- **What you will do**
From the listing below, pull out the lines that hold "JSON".

*** Task data

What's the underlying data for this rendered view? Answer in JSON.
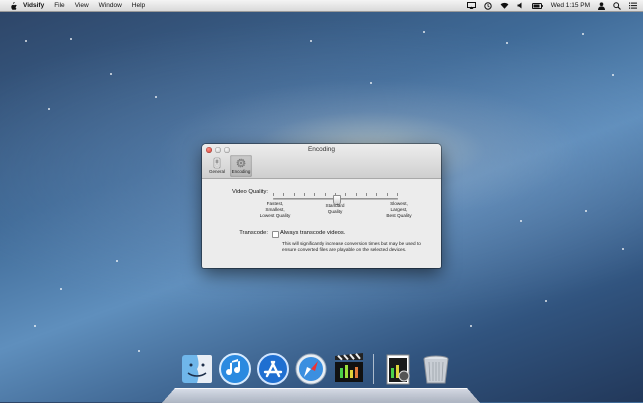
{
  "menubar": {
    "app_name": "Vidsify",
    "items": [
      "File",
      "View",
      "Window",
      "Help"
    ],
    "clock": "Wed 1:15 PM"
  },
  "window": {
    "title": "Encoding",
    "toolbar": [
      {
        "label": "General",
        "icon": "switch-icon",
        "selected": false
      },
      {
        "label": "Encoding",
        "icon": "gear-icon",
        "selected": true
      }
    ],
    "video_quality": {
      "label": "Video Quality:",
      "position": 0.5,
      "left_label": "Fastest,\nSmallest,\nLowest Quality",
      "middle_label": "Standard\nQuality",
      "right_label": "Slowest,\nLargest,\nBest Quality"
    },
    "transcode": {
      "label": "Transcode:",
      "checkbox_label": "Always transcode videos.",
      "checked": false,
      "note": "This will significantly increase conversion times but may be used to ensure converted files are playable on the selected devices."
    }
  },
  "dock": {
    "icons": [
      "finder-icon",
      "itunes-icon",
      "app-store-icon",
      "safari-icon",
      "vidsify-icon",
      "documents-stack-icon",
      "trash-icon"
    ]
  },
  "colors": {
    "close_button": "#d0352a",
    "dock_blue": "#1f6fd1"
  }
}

******
*** Task data

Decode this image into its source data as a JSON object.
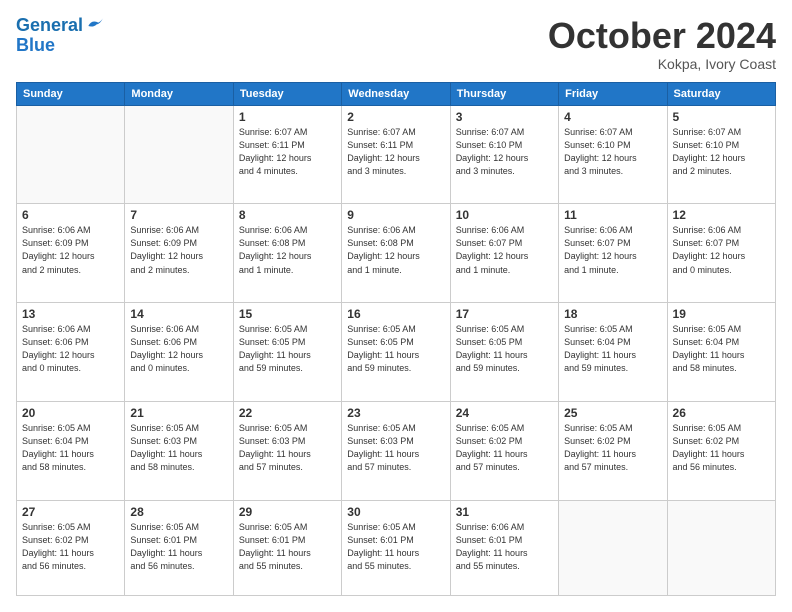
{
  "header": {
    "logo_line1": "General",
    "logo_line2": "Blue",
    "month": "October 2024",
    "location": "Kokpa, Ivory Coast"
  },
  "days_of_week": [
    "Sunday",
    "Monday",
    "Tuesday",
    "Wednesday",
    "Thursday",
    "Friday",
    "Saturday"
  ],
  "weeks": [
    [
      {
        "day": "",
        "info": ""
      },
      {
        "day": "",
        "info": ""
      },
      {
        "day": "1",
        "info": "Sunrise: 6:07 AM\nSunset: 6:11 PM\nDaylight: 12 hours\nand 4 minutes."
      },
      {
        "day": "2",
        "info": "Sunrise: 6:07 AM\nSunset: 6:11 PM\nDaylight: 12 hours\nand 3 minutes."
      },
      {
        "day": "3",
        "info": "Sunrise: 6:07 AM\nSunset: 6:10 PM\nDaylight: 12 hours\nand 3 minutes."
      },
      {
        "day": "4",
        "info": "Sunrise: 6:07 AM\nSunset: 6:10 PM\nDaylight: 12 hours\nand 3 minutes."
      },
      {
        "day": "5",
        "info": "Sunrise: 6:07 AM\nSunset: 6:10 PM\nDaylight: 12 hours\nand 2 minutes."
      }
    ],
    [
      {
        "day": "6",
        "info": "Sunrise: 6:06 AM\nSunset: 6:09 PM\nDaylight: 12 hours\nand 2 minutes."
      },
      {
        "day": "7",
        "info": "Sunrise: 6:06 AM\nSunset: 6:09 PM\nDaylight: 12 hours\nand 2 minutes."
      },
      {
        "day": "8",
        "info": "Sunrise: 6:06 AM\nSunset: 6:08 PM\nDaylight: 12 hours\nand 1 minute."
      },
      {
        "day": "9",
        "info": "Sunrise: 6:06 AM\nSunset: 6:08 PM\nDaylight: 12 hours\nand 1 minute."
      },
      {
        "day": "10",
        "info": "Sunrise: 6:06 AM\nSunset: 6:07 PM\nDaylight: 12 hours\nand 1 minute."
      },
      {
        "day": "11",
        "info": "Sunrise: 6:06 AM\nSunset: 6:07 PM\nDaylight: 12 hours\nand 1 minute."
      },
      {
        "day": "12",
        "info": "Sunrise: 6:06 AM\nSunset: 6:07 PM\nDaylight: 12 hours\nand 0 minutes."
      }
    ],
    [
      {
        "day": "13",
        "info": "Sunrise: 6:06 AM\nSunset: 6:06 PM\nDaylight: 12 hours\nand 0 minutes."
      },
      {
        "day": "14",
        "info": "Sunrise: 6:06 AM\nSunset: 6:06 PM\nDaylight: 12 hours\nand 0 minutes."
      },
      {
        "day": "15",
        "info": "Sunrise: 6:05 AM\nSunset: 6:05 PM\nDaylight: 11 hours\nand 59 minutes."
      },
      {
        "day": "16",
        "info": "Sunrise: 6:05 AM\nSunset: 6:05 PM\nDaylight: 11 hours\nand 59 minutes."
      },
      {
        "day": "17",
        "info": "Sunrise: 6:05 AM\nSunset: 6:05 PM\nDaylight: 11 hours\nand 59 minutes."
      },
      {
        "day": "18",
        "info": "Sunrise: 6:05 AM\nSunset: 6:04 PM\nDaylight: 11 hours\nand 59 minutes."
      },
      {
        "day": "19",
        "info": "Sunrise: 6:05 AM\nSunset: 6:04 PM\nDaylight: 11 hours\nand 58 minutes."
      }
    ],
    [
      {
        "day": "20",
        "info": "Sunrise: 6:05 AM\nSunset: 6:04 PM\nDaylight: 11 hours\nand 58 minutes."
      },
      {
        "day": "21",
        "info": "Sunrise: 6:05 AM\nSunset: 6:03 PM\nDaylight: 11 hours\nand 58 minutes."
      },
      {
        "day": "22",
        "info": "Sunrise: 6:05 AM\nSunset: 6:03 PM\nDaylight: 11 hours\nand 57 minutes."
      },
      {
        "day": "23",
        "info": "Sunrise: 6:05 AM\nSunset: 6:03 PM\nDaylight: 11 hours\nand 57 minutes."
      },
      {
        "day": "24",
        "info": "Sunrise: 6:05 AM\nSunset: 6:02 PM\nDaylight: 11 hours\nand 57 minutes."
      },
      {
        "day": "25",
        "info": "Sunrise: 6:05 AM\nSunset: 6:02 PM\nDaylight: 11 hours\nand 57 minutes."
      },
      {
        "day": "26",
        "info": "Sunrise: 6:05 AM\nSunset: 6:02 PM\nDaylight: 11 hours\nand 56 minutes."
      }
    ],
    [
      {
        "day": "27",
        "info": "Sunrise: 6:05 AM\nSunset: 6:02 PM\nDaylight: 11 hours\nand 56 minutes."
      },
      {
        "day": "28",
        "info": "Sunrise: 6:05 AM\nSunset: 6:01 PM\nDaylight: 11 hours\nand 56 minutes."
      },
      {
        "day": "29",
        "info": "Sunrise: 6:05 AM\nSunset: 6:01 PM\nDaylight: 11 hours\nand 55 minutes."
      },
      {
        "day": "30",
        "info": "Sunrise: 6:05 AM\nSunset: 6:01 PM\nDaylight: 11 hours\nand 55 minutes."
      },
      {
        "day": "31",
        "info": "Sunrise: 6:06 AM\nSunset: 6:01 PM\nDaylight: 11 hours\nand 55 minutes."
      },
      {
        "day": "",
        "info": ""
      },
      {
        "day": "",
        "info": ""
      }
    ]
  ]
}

******
*** Task data

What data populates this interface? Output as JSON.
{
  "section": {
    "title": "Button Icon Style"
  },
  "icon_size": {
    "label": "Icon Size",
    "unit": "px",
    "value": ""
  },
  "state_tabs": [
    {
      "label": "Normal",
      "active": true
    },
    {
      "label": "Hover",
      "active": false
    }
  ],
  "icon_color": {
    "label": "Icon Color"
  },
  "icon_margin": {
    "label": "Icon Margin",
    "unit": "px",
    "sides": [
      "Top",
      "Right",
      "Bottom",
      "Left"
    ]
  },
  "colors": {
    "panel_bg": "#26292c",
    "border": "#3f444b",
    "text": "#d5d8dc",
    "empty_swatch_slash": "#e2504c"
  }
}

******

- **Task response**
What's the underlying data for this rendered view? Answer in JSON.
Decode this image into its source data as a JSON object.
What data populates this interface? Output as JSON.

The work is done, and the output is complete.